GIVEN TASK =>
Make an exact copy of the records, with the pictures left out.

== PROVIDED DATA ==

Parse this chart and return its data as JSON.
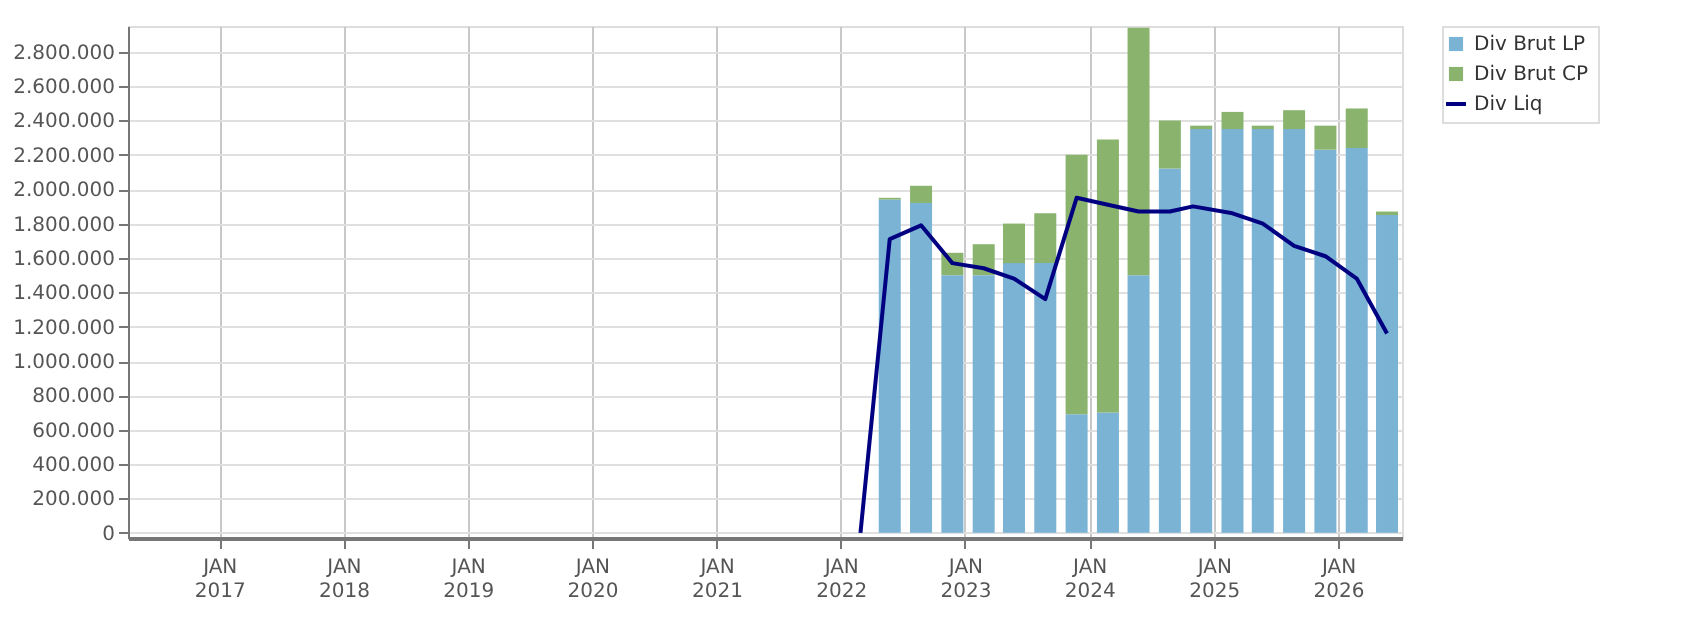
{
  "chart_data": {
    "type": "bar",
    "stacked": true,
    "x": [
      "2022-05-25",
      "2022-08-25",
      "2022-11-25",
      "2023-02-25",
      "2023-05-25",
      "2023-08-25",
      "2023-11-25",
      "2024-02-25",
      "2024-05-25",
      "2024-08-25",
      "2024-11-25",
      "2025-02-25",
      "2025-05-25",
      "2025-08-25",
      "2025-11-25",
      "2026-02-25",
      "2026-05-25"
    ],
    "series": [
      {
        "name": "Div Brut LP",
        "color": "#7ab3d4",
        "values": [
          1940000,
          1920000,
          1500000,
          1500000,
          1570000,
          1570000,
          690000,
          700000,
          1500000,
          2120000,
          2350000,
          2350000,
          2350000,
          2350000,
          2230000,
          2240000,
          1850000
        ]
      },
      {
        "name": "Div Brut CP",
        "color": "#8ab46e",
        "values": [
          10000,
          100000,
          130000,
          180000,
          230000,
          290000,
          1510000,
          1590000,
          1440000,
          280000,
          20000,
          100000,
          20000,
          110000,
          140000,
          230000,
          20000
        ]
      },
      {
        "name": "Div Liq",
        "type": "line",
        "color": "#000080",
        "x": [
          "2022-02-28",
          "2022-05-25",
          "2022-08-25",
          "2022-11-25",
          "2023-02-25",
          "2023-05-25",
          "2023-08-25",
          "2023-11-25",
          "2024-02-25",
          "2024-05-25",
          "2024-08-25",
          "2024-11-01",
          "2025-02-25",
          "2025-05-25",
          "2025-08-25",
          "2025-11-25",
          "2026-02-25",
          "2026-05-25"
        ],
        "values": [
          0,
          1710000,
          1790000,
          1570000,
          1540000,
          1480000,
          1360000,
          1950000,
          1910000,
          1870000,
          1870000,
          1900000,
          1860000,
          1800000,
          1670000,
          1610000,
          1480000,
          1160000
        ]
      }
    ],
    "ylim": [
      -30000,
      2950000
    ],
    "yticks": [
      {
        "value": 0,
        "label": "0"
      },
      {
        "value": 200000,
        "label": "200.000"
      },
      {
        "value": 400000,
        "label": "400.000"
      },
      {
        "value": 600000,
        "label": "600.000"
      },
      {
        "value": 800000,
        "label": "800.000"
      },
      {
        "value": 1000000,
        "label": "1.000.000"
      },
      {
        "value": 1200000,
        "label": "1.200.000"
      },
      {
        "value": 1400000,
        "label": "1.400.000"
      },
      {
        "value": 1600000,
        "label": "1.600.000"
      },
      {
        "value": 1800000,
        "label": "1.800.000"
      },
      {
        "value": 2000000,
        "label": "2.000.000"
      },
      {
        "value": 2200000,
        "label": "2.200.000"
      },
      {
        "value": 2400000,
        "label": "2.400.000"
      },
      {
        "value": 2600000,
        "label": "2.600.000"
      },
      {
        "value": 2800000,
        "label": "2.800.000"
      }
    ],
    "xlim": [
      "2016-04-08",
      "2026-07-08"
    ],
    "xticks": [
      {
        "value": "2017-01-01",
        "label": "JAN\n2017"
      },
      {
        "value": "2018-01-01",
        "label": "JAN\n2018"
      },
      {
        "value": "2019-01-01",
        "label": "JAN\n2019"
      },
      {
        "value": "2020-01-01",
        "label": "JAN\n2020"
      },
      {
        "value": "2021-01-01",
        "label": "JAN\n2021"
      },
      {
        "value": "2022-01-01",
        "label": "JAN\n2022"
      },
      {
        "value": "2023-01-01",
        "label": "JAN\n2023"
      },
      {
        "value": "2024-01-01",
        "label": "JAN\n2024"
      },
      {
        "value": "2025-01-01",
        "label": "JAN\n2025"
      },
      {
        "value": "2026-01-01",
        "label": "JAN\n2026"
      }
    ],
    "grid": true,
    "legend": "top right",
    "marker": "none",
    "line_style": "solid"
  }
}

===

COMPLETED TASK =>
Parse this chart and return its data as JSON.
{
  "chart_data": {
    "type": "bar",
    "stacked": true,
    "x": [
      "2022-05-25",
      "2022-08-25",
      "2022-11-25",
      "2023-02-25",
      "2023-05-25",
      "2023-08-25",
      "2023-11-25",
      "2024-02-25",
      "2024-05-25",
      "2024-08-25",
      "2024-11-25",
      "2025-02-25",
      "2025-05-25",
      "2025-08-25",
      "2025-11-25",
      "2026-02-25",
      "2026-05-25"
    ],
    "series": [
      {
        "name": "Div Brut LP",
        "color": "#7ab3d4",
        "values": [
          1940000,
          1920000,
          1500000,
          1500000,
          1570000,
          1570000,
          690000,
          700000,
          1500000,
          2120000,
          2350000,
          2350000,
          2350000,
          2350000,
          2230000,
          2240000,
          1850000
        ]
      },
      {
        "name": "Div Brut CP",
        "color": "#8ab46e",
        "values": [
          10000,
          100000,
          130000,
          180000,
          230000,
          290000,
          1510000,
          1590000,
          1440000,
          280000,
          20000,
          100000,
          20000,
          110000,
          140000,
          230000,
          20000
        ]
      },
      {
        "name": "Div Liq",
        "type": "line",
        "color": "#000080",
        "x": [
          "2022-02-28",
          "2022-05-25",
          "2022-08-25",
          "2022-11-25",
          "2023-02-25",
          "2023-05-25",
          "2023-08-25",
          "2023-11-25",
          "2024-02-25",
          "2024-05-25",
          "2024-08-25",
          "2024-11-01",
          "2025-02-25",
          "2025-05-25",
          "2025-08-25",
          "2025-11-25",
          "2026-02-25",
          "2026-05-25"
        ],
        "values": [
          0,
          1710000,
          1790000,
          1570000,
          1540000,
          1480000,
          1360000,
          1950000,
          1910000,
          1870000,
          1870000,
          1900000,
          1860000,
          1800000,
          1670000,
          1610000,
          1480000,
          1160000
        ]
      }
    ],
    "ylim": [
      -30000,
      2950000
    ],
    "yticks": [
      {
        "value": 0,
        "label": "0"
      },
      {
        "value": 200000,
        "label": "200.000"
      },
      {
        "value": 400000,
        "label": "400.000"
      },
      {
        "value": 600000,
        "label": "600.000"
      },
      {
        "value": 800000,
        "label": "800.000"
      },
      {
        "value": 1000000,
        "label": "1.000.000"
      },
      {
        "value": 1200000,
        "label": "1.200.000"
      },
      {
        "value": 1400000,
        "label": "1.400.000"
      },
      {
        "value": 1600000,
        "label": "1.600.000"
      },
      {
        "value": 1800000,
        "label": "1.800.000"
      },
      {
        "value": 2000000,
        "label": "2.000.000"
      },
      {
        "value": 2200000,
        "label": "2.200.000"
      },
      {
        "value": 2400000,
        "label": "2.400.000"
      },
      {
        "value": 2600000,
        "label": "2.600.000"
      },
      {
        "value": 2800000,
        "label": "2.800.000"
      }
    ],
    "xlim": [
      "2016-04-08",
      "2026-07-08"
    ],
    "xticks": [
      {
        "value": "2017-01-01",
        "label": "JAN\n2017"
      },
      {
        "value": "2018-01-01",
        "label": "JAN\n2018"
      },
      {
        "value": "2019-01-01",
        "label": "JAN\n2019"
      },
      {
        "value": "2020-01-01",
        "label": "JAN\n2020"
      },
      {
        "value": "2021-01-01",
        "label": "JAN\n2021"
      },
      {
        "value": "2022-01-01",
        "label": "JAN\n2022"
      },
      {
        "value": "2023-01-01",
        "label": "JAN\n2023"
      },
      {
        "value": "2024-01-01",
        "label": "JAN\n2024"
      },
      {
        "value": "2025-01-01",
        "label": "JAN\n2025"
      },
      {
        "value": "2026-01-01",
        "label": "JAN\n2026"
      }
    ],
    "grid": true,
    "legend": "top right",
    "marker": "none",
    "line_style": "solid"
  }
}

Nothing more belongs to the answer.